** start of Source records **

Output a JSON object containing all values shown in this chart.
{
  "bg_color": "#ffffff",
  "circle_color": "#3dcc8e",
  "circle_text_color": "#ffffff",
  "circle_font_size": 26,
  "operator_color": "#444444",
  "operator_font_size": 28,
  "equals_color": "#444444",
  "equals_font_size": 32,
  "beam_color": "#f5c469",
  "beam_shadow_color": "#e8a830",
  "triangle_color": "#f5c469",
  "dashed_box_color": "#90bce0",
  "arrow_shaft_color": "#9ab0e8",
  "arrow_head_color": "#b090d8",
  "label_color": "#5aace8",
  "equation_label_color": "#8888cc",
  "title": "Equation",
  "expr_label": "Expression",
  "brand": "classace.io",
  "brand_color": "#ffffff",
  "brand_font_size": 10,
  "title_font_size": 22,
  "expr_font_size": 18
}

** end of Source records **

Job
Reproduce all of the data exactly as given.

Solution to this exercise
Output a JSON object containing all values shown in this chart.
{
  "bg_color": "#ffffff",
  "circle_color": "#3dcc8e",
  "circle_text_color": "#ffffff",
  "circle_font_size": 26,
  "operator_color": "#444444",
  "operator_font_size": 28,
  "equals_color": "#444444",
  "equals_font_size": 32,
  "beam_color": "#f5c469",
  "beam_shadow_color": "#e8a830",
  "triangle_color": "#f5c469",
  "dashed_box_color": "#90bce0",
  "arrow_shaft_color": "#9ab0e8",
  "arrow_head_color": "#b090d8",
  "label_color": "#5aace8",
  "equation_label_color": "#8888cc",
  "title": "Equation",
  "expr_label": "Expression",
  "brand": "classace.io",
  "brand_color": "#ffffff",
  "brand_font_size": 10,
  "title_font_size": 22,
  "expr_font_size": 18
}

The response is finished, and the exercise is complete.